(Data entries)
--- start ---
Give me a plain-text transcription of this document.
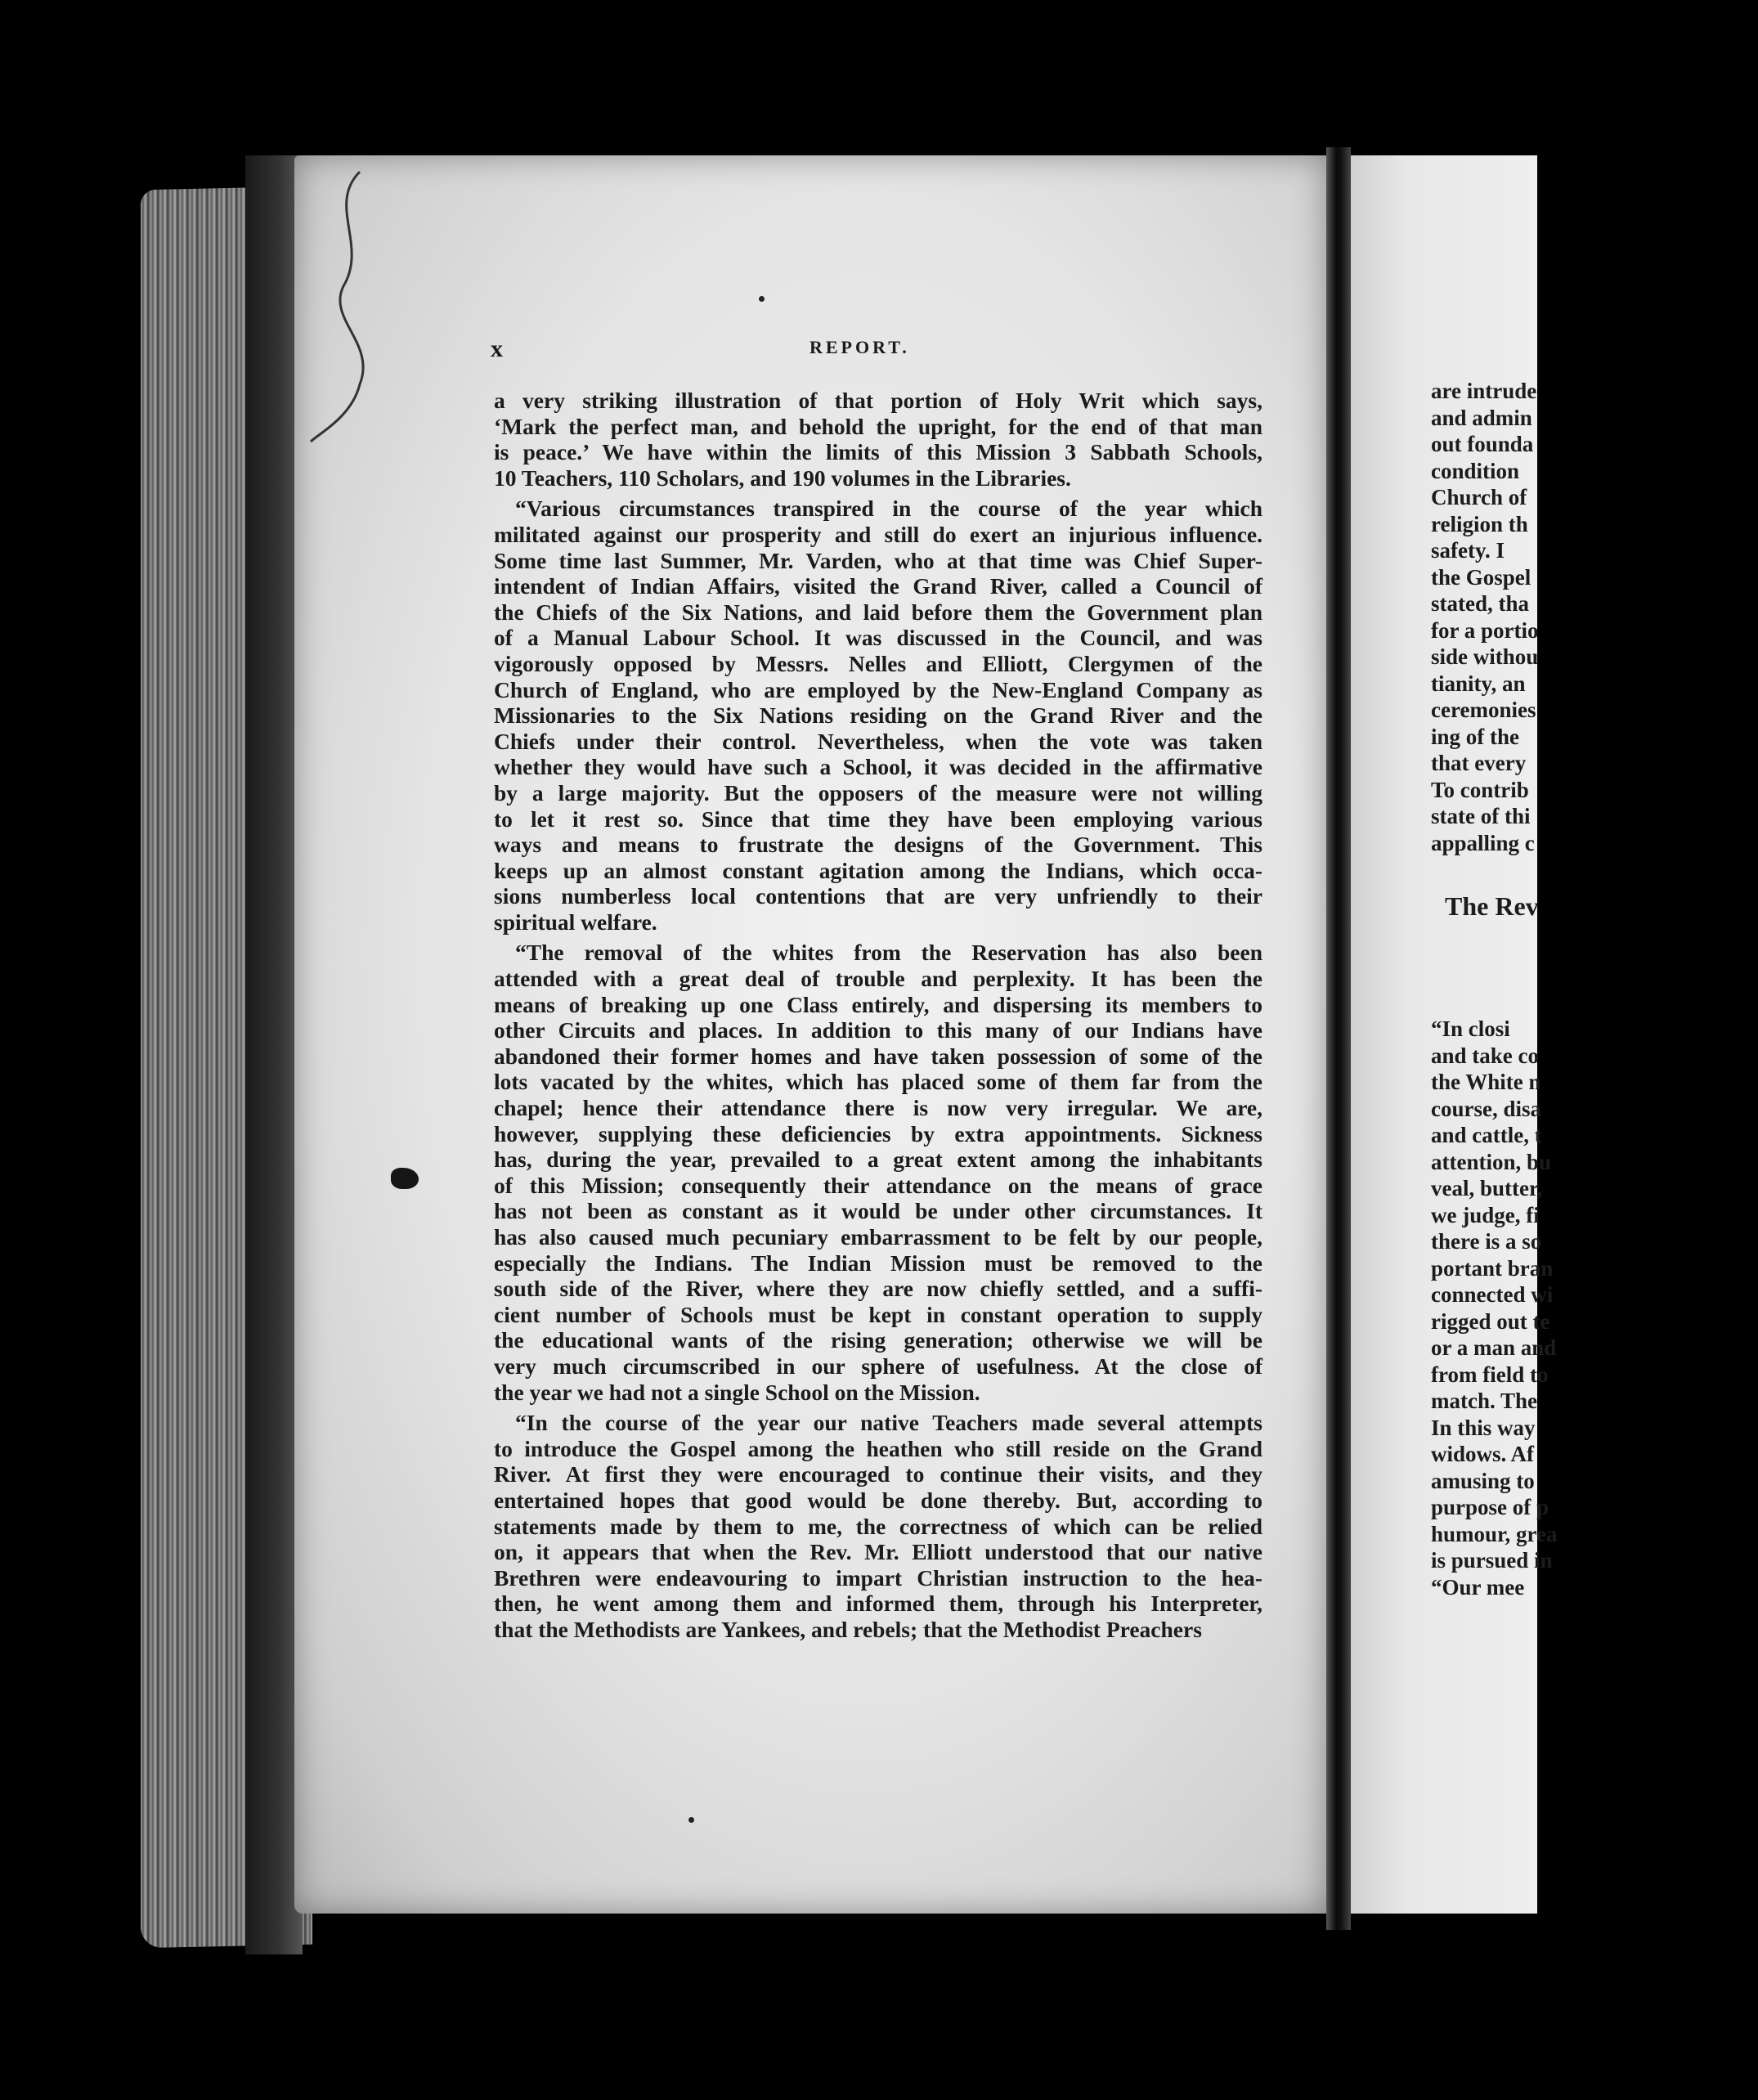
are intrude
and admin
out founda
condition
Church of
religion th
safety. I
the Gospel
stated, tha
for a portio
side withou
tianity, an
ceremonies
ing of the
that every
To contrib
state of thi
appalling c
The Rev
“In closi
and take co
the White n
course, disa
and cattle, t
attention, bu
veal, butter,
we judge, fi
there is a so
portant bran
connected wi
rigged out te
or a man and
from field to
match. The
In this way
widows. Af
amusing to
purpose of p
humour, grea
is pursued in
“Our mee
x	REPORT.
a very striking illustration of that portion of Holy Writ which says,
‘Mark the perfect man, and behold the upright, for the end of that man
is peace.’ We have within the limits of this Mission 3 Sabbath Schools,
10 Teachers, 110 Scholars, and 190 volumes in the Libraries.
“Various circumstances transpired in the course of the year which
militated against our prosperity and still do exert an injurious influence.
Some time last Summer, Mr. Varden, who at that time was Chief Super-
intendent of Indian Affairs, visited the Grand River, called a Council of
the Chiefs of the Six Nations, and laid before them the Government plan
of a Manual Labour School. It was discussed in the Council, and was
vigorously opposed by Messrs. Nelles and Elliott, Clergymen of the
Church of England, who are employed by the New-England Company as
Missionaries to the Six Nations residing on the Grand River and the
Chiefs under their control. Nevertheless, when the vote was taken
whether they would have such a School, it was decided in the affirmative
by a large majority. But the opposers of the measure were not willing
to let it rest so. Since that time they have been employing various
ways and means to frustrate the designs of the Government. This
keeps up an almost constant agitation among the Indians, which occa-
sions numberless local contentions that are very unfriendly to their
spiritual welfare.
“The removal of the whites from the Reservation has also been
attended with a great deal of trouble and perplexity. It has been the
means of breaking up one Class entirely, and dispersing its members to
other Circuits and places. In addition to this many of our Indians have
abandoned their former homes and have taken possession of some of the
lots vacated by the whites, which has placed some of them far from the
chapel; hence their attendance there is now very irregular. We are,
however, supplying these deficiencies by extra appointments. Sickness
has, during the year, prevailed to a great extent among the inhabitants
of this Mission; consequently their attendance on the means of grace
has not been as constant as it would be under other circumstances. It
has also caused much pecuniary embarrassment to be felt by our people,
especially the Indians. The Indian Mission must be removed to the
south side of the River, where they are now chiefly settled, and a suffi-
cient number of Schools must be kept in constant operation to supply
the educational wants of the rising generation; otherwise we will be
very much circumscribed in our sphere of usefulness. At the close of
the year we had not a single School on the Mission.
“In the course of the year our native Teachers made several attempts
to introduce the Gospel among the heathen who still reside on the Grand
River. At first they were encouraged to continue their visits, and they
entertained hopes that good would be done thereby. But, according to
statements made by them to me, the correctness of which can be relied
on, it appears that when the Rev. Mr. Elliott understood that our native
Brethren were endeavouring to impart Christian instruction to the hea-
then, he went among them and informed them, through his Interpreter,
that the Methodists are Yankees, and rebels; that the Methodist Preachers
--- end ---
--- start ---
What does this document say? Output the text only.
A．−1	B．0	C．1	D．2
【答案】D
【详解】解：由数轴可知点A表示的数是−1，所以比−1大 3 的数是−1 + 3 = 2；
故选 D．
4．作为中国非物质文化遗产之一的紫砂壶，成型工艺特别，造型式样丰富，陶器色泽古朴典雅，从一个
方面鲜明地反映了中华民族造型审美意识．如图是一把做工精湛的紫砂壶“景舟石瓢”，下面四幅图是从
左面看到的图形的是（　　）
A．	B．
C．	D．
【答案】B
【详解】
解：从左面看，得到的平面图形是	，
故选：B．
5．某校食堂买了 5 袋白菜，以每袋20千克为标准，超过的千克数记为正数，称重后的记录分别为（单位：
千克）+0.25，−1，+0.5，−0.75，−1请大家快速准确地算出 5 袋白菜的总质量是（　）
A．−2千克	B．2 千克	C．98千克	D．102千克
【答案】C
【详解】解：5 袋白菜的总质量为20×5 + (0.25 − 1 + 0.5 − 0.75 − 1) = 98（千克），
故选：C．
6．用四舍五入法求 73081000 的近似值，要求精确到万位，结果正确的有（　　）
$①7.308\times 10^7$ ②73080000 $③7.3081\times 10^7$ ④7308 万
--- end ---
— Objective —
Return only those lines of the records that contain the string "among".

— Result —
keeps up an almost constant agitation among the Indians, which occa-
has, during the year, prevailed to a great extent among the inhabitants
to introduce the Gospel among the heathen who still reside on the Grand
then, he went among them and informed them, through his Interpreter,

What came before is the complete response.